■ Supplied text
Create a playbook that violates multiple best practices (hardcoded secret, no task names, non-idempotent shell usage), then run ansible-lint against it:

??? success "Solution"

docker exec ansible-controller sh -c "cd /labs-scripts && cat > bad-playbook.yml << 'EOF'
---
- hosts: all
  vars:
    db_pass: secret123
  tasks:
    - apt:
        name: nginx
        state: present
    - shell: echo \"server_port=8080\" >> /etc/app.conf
    - shell: service nginx restart
    - copy:
        src: /tmp/config
        dest: /etc/nginx/nginx.conf
EOF
ansible-lint bad-playbook.yml || true"

Rewrite the bad playbook following best practices - named tasks, FQCN modules, lineinfile instead of shell redirect, and a handler for the service restart. Run ansible-lint on the result:

??? success "Solution"

docker exec ansible-controller sh -c "cd /labs-scripts && cat > good-playbook.yml << 'EOF'
---
- name: Configure web server (best practices example)

■ Source data
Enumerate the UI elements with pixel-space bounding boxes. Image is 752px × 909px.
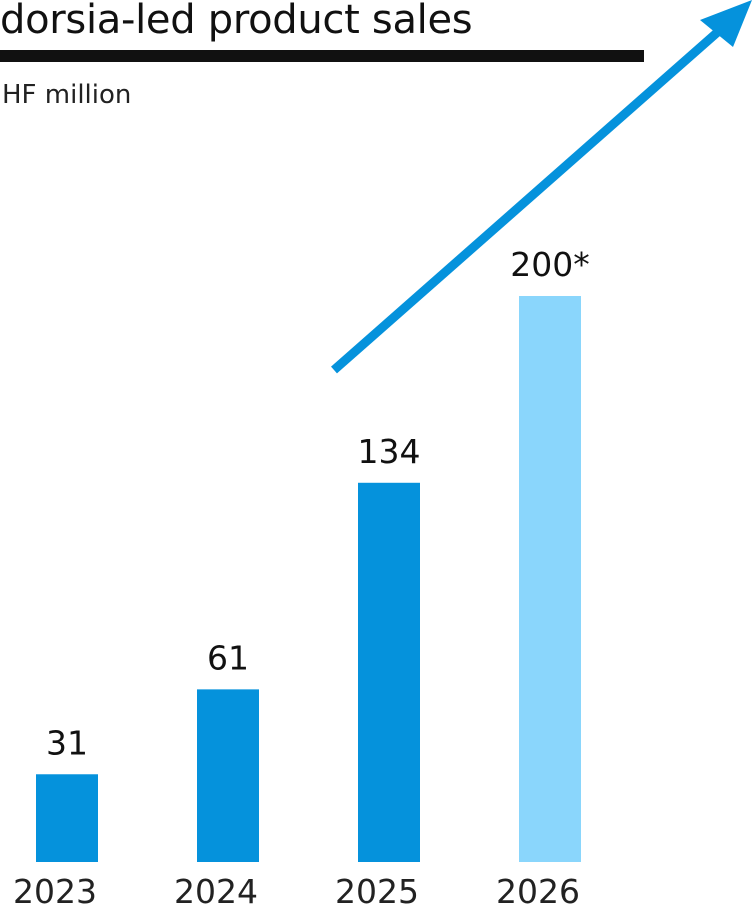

■ What this exercise asks
A) Print the part of the Ansible lab text from "Rewrite the bad" up to and including "(best practices example)".
B) Decide whether each statement agrees with the Ansible lab text, answering yes or no and quoting the deciding words: (i) The bad playbook sets db_pass to secret123. (ii) The rewritten playbook should use a shell redirect to change the config file. (iii) The first playbook is saved as good-playbook.yml.

■ Full answers
A)
Rewrite the bad playbook following best practices - named tasks, FQCN modules, lineinfile instead of shell redirect, and a handler for the service restart. Run ansible-lint on the result:

??? success "Solution"

docker exec ansible-controller sh -c "cd /labs-scripts && cat > good-playbook.yml << 'EOF'
---
- name: Configure web server (best practices example)

B)
(i) Yes: "db_pass: secret123"
(ii) No: "lineinfile instead of shell redirect"
(iii) No: "cat > bad-playbook.yml"